Will you transcribe the entries that follow, exactly and in full?

::: Supplied entries :::

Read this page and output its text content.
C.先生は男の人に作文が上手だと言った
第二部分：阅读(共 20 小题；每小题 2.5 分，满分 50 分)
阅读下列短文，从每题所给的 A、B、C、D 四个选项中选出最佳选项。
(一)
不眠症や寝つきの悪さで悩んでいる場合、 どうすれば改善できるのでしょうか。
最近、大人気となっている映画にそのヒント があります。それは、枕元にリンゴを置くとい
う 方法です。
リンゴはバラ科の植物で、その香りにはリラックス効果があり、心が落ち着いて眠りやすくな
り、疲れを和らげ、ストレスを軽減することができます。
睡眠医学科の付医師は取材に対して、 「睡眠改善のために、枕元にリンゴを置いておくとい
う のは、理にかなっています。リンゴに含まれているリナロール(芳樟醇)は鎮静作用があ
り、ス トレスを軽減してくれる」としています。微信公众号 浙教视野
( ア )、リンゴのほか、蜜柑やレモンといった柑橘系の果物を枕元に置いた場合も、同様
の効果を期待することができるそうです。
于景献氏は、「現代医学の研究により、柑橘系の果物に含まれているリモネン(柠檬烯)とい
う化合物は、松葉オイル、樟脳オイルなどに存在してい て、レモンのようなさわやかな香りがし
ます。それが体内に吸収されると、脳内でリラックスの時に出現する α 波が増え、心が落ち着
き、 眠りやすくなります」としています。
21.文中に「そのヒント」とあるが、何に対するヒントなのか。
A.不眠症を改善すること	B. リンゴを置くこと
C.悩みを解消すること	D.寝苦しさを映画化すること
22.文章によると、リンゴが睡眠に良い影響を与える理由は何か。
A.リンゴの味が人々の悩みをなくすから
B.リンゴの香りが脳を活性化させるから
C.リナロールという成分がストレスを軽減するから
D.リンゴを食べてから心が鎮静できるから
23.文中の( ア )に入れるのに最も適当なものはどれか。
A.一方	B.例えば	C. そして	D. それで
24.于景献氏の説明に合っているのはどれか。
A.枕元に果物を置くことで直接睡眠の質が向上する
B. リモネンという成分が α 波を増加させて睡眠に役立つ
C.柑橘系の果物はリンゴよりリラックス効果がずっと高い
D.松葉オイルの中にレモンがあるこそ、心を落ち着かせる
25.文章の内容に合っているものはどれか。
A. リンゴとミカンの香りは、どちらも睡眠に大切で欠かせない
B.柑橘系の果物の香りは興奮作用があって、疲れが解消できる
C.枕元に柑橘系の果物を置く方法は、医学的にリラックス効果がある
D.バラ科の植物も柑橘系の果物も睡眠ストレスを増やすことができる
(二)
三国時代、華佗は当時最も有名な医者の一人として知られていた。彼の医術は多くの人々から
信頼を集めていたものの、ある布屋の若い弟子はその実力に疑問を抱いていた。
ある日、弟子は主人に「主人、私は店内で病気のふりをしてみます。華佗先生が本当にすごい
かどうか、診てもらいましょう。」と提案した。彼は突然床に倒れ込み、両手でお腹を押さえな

:::

# Worked answer
Read this page and output its text content.
C.先生は男の人に作文が上手だと言った
第二部分：阅读(共 20 小题；每小题 2.5 分，满分 50 分)
阅读下列短文，从每题所给的 A、B、C、D 四个选项中选出最佳选项。
(一)
不眠症や寝つきの悪さで悩んでいる場合、 どうすれば改善できるのでしょうか。
最近、大人気となっている映画にそのヒント があります。それは、枕元にリンゴを置くとい
う 方法です。
リンゴはバラ科の植物で、その香りにはリラックス効果があり、心が落ち着いて眠りやすくな
り、疲れを和らげ、ストレスを軽減することができます。
睡眠医学科の付医師は取材に対して、 「睡眠改善のために、枕元にリンゴを置いておくとい
う のは、理にかなっています。リンゴに含まれているリナロール(芳樟醇)は鎮静作用があ
り、ス トレスを軽減してくれる」としています。微信公众号 浙教视野
( ア )、リンゴのほか、蜜柑やレモンといった柑橘系の果物を枕元に置いた場合も、同様
の効果を期待することができるそうです。
于景献氏は、「現代医学の研究により、柑橘系の果物に含まれているリモネン(柠檬烯)とい
う化合物は、松葉オイル、樟脳オイルなどに存在してい て、レモンのようなさわやかな香りがし
ます。それが体内に吸収されると、脳内でリラックスの時に出現する α 波が増え、心が落ち着
き、 眠りやすくなります」としています。
21.文中に「そのヒント」とあるが、何に対するヒントなのか。
A.不眠症を改善すること	B. リンゴを置くこと
C.悩みを解消すること	D.寝苦しさを映画化すること
22.文章によると、リンゴが睡眠に良い影響を与える理由は何か。
A.リンゴの味が人々の悩みをなくすから
B.リンゴの香りが脳を活性化させるから
C.リナロールという成分がストレスを軽減するから
D.リンゴを食べてから心が鎮静できるから
23.文中の( ア )に入れるのに最も適当なものはどれか。
A.一方	B.例えば	C. そして	D. それで
24.于景献氏の説明に合っているのはどれか。
A.枕元に果物を置くことで直接睡眠の質が向上する
B. リモネンという成分が α 波を増加させて睡眠に役立つ
C.柑橘系の果物はリンゴよりリラックス効果がずっと高い
D.松葉オイルの中にレモンがあるこそ、心を落ち着かせる
25.文章の内容に合っているものはどれか。
A. リンゴとミカンの香りは、どちらも睡眠に大切で欠かせない
B.柑橘系の果物の香りは興奮作用があって、疲れが解消できる
C.枕元に柑橘系の果物を置く方法は、医学的にリラックス効果がある
D.バラ科の植物も柑橘系の果物も睡眠ストレスを増やすことができる
(二)
三国時代、華佗は当時最も有名な医者の一人として知られていた。彼の医術は多くの人々から
信頼を集めていたものの、ある布屋の若い弟子はその実力に疑問を抱いていた。
ある日、弟子は主人に「主人、私は店内で病気のふりをしてみます。華佗先生が本当にすごい
かどうか、診てもらいましょう。」と提案した。彼は突然床に倒れ込み、両手でお腹を押さえな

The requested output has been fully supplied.